What you should do ->
Go through the data below. List every line that holds the word "name".

Dataset rows about figures
──────────
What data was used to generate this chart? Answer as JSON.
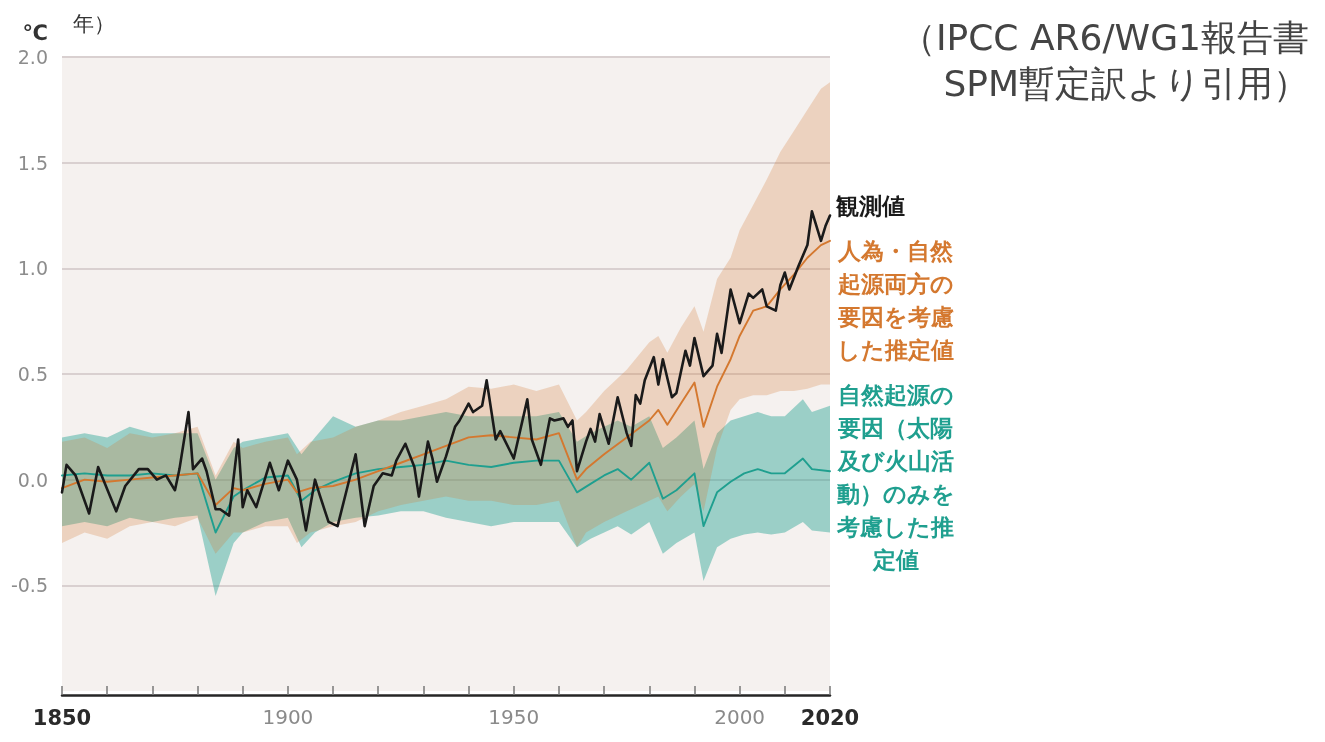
{
  "chart_data": {
    "type": "line",
    "title": "年）",
    "ylabel": "℃",
    "annotations": [
      "（IPCC AR6/WG1報告書\nSPM暫定訳より引用）"
    ],
    "xlim": [
      1850,
      2020
    ],
    "xticks": [
      1850,
      {
        "value": 1860,
        "label": null
      },
      {
        "value": 1870,
        "label": null
      },
      {
        "value": 1880,
        "label": null
      },
      {
        "value": 1890,
        "label": null
      },
      1900,
      {
        "value": 1910,
        "label": null
      },
      {
        "value": 1920,
        "label": null
      },
      {
        "value": 1930,
        "label": null
      },
      {
        "value": 1940,
        "label": null
      },
      1950,
      {
        "value": 1960,
        "label": null
      },
      {
        "value": 1970,
        "label": null
      },
      {
        "value": 1980,
        "label": null
      },
      {
        "value": 1990,
        "label": null
      },
      2000,
      {
        "value": 2010,
        "label": null
      },
      2020
    ],
    "ylim": [
      -1.0,
      2.0
    ],
    "yticks": [
      {
        "value": 2,
        "label": "2.0"
      },
      {
        "value": 1.5,
        "label": "1.5"
      },
      {
        "value": 1,
        "label": "1.0"
      },
      {
        "value": 0.5,
        "label": "0.5"
      },
      {
        "value": 0,
        "label": "0.0"
      },
      {
        "value": -0.5,
        "label": "-0.5"
      }
    ],
    "grid": "y",
    "marker": "none",
    "series": [
      {
        "name": "観測値",
        "color": "#1a1a1a",
        "x": [
          1850,
          1851,
          1853,
          1856,
          1858,
          1862,
          1864,
          1867,
          1869,
          1871,
          1873,
          1875,
          1876,
          1878,
          1879,
          1881,
          1882,
          1884,
          1885,
          1887,
          1889,
          1890,
          1891,
          1893,
          1896,
          1898,
          1900,
          1902,
          1904,
          1906,
          1907,
          1909,
          1911,
          1913,
          1915,
          1917,
          1919,
          1921,
          1923,
          1924,
          1926,
          1928,
          1929,
          1931,
          1932,
          1933,
          1935,
          1937,
          1938,
          1940,
          1941,
          1943,
          1944,
          1946,
          1947,
          1950,
          1953,
          1954,
          1956,
          1958,
          1959,
          1961,
          1962,
          1963,
          1964,
          1965,
          1966,
          1967,
          1968,
          1969,
          1971,
          1972,
          1973,
          1975,
          1976,
          1977,
          1978,
          1979,
          1981,
          1982,
          1983,
          1985,
          1986,
          1988,
          1989,
          1990,
          1992,
          1994,
          1995,
          1996,
          1998,
          2000,
          2002,
          2003,
          2005,
          2006,
          2008,
          2009,
          2010,
          2011,
          2013,
          2015,
          2016,
          2018,
          2019,
          2020
        ],
        "values": [
          -0.06,
          0.07,
          0.02,
          -0.16,
          0.06,
          -0.15,
          -0.03,
          0.05,
          0.05,
          0.0,
          0.02,
          -0.05,
          0.05,
          0.32,
          0.05,
          0.1,
          0.04,
          -0.14,
          -0.14,
          -0.17,
          0.19,
          -0.13,
          -0.05,
          -0.13,
          0.08,
          -0.05,
          0.09,
          0.0,
          -0.24,
          0.0,
          -0.07,
          -0.2,
          -0.22,
          -0.05,
          0.12,
          -0.22,
          -0.03,
          0.03,
          0.02,
          0.09,
          0.17,
          0.06,
          -0.08,
          0.18,
          0.1,
          -0.01,
          0.11,
          0.25,
          0.28,
          0.36,
          0.32,
          0.35,
          0.47,
          0.19,
          0.23,
          0.1,
          0.38,
          0.19,
          0.07,
          0.29,
          0.28,
          0.29,
          0.25,
          0.28,
          0.04,
          0.11,
          0.18,
          0.24,
          0.18,
          0.31,
          0.17,
          0.28,
          0.39,
          0.22,
          0.16,
          0.4,
          0.36,
          0.47,
          0.58,
          0.45,
          0.57,
          0.39,
          0.41,
          0.61,
          0.54,
          0.67,
          0.49,
          0.54,
          0.69,
          0.6,
          0.9,
          0.74,
          0.88,
          0.86,
          0.9,
          0.82,
          0.8,
          0.92,
          0.98,
          0.9,
          1.01,
          1.11,
          1.27,
          1.13,
          1.2,
          1.25
        ]
      },
      {
        "name": "人為・自然起源両方の要因を考慮した推定値",
        "color": "#d4782f",
        "x": [
          1850,
          1855,
          1860,
          1865,
          1870,
          1875,
          1880,
          1884,
          1888,
          1890,
          1895,
          1900,
          1902,
          1905,
          1910,
          1915,
          1920,
          1925,
          1930,
          1935,
          1940,
          1945,
          1950,
          1955,
          1960,
          1964,
          1966,
          1970,
          1975,
          1980,
          1982,
          1984,
          1987,
          1990,
          1992,
          1995,
          1998,
          2000,
          2003,
          2006,
          2009,
          2012,
          2015,
          2018,
          2020
        ],
        "values": [
          -0.04,
          0.0,
          -0.01,
          0.0,
          0.01,
          0.02,
          0.03,
          -0.12,
          -0.04,
          -0.05,
          -0.02,
          0.0,
          -0.06,
          -0.04,
          -0.03,
          0.0,
          0.04,
          0.08,
          0.12,
          0.16,
          0.2,
          0.21,
          0.2,
          0.19,
          0.22,
          0.0,
          0.05,
          0.12,
          0.2,
          0.28,
          0.33,
          0.26,
          0.36,
          0.46,
          0.25,
          0.44,
          0.57,
          0.68,
          0.8,
          0.82,
          0.9,
          0.97,
          1.05,
          1.11,
          1.13
        ],
        "lower": [
          -0.3,
          -0.25,
          -0.28,
          -0.22,
          -0.2,
          -0.22,
          -0.18,
          -0.35,
          -0.25,
          -0.25,
          -0.22,
          -0.22,
          -0.3,
          -0.25,
          -0.22,
          -0.2,
          -0.15,
          -0.12,
          -0.1,
          -0.08,
          -0.1,
          -0.1,
          -0.12,
          -0.12,
          -0.1,
          -0.32,
          -0.25,
          -0.2,
          -0.15,
          -0.1,
          -0.08,
          -0.15,
          -0.08,
          -0.02,
          -0.15,
          0.15,
          0.33,
          0.38,
          0.4,
          0.4,
          0.42,
          0.42,
          0.43,
          0.45,
          0.45
        ],
        "upper": [
          0.18,
          0.2,
          0.15,
          0.22,
          0.2,
          0.22,
          0.25,
          0.02,
          0.18,
          0.15,
          0.18,
          0.2,
          0.12,
          0.18,
          0.2,
          0.25,
          0.28,
          0.32,
          0.35,
          0.38,
          0.44,
          0.43,
          0.45,
          0.42,
          0.45,
          0.28,
          0.32,
          0.42,
          0.52,
          0.65,
          0.68,
          0.6,
          0.72,
          0.82,
          0.7,
          0.95,
          1.05,
          1.18,
          1.3,
          1.42,
          1.55,
          1.65,
          1.75,
          1.85,
          1.88
        ]
      },
      {
        "name": "自然起源の要因（太陽及び火山活動）のみを考慮した推定値",
        "color": "#1f9f8f",
        "x": [
          1850,
          1855,
          1860,
          1865,
          1870,
          1875,
          1880,
          1884,
          1888,
          1890,
          1895,
          1900,
          1903,
          1906,
          1910,
          1915,
          1920,
          1925,
          1930,
          1935,
          1940,
          1945,
          1950,
          1955,
          1960,
          1964,
          1967,
          1970,
          1973,
          1976,
          1980,
          1983,
          1986,
          1990,
          1992,
          1995,
          1998,
          2001,
          2004,
          2007,
          2010,
          2014,
          2016,
          2020
        ],
        "values": [
          0.02,
          0.03,
          0.02,
          0.02,
          0.03,
          0.02,
          0.03,
          -0.25,
          -0.08,
          -0.05,
          0.01,
          0.02,
          -0.1,
          -0.05,
          -0.01,
          0.03,
          0.05,
          0.06,
          0.07,
          0.09,
          0.07,
          0.06,
          0.08,
          0.09,
          0.09,
          -0.06,
          -0.02,
          0.02,
          0.05,
          0.0,
          0.08,
          -0.09,
          -0.05,
          0.03,
          -0.22,
          -0.06,
          -0.01,
          0.03,
          0.05,
          0.03,
          0.03,
          0.1,
          0.05,
          0.04
        ],
        "lower": [
          -0.22,
          -0.2,
          -0.22,
          -0.18,
          -0.2,
          -0.18,
          -0.17,
          -0.55,
          -0.3,
          -0.25,
          -0.2,
          -0.18,
          -0.32,
          -0.25,
          -0.2,
          -0.18,
          -0.17,
          -0.15,
          -0.15,
          -0.18,
          -0.2,
          -0.22,
          -0.2,
          -0.2,
          -0.2,
          -0.32,
          -0.28,
          -0.25,
          -0.22,
          -0.26,
          -0.2,
          -0.35,
          -0.3,
          -0.25,
          -0.48,
          -0.32,
          -0.28,
          -0.26,
          -0.25,
          -0.26,
          -0.25,
          -0.2,
          -0.24,
          -0.25
        ],
        "upper": [
          0.2,
          0.22,
          0.2,
          0.25,
          0.22,
          0.22,
          0.22,
          0.0,
          0.15,
          0.18,
          0.2,
          0.22,
          0.12,
          0.2,
          0.3,
          0.25,
          0.28,
          0.28,
          0.3,
          0.32,
          0.3,
          0.3,
          0.3,
          0.3,
          0.32,
          0.18,
          0.22,
          0.25,
          0.28,
          0.25,
          0.3,
          0.15,
          0.2,
          0.28,
          0.05,
          0.22,
          0.28,
          0.3,
          0.32,
          0.3,
          0.3,
          0.38,
          0.32,
          0.35
        ]
      }
    ]
  }
}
──────────
Result of the exercise ->
        "name": "観測値",
        "name": "人為・自然起源両方の要因を考慮した推定値",
        "name": "自然起源の要因（太陽及び火山活動）のみを考慮した推定値",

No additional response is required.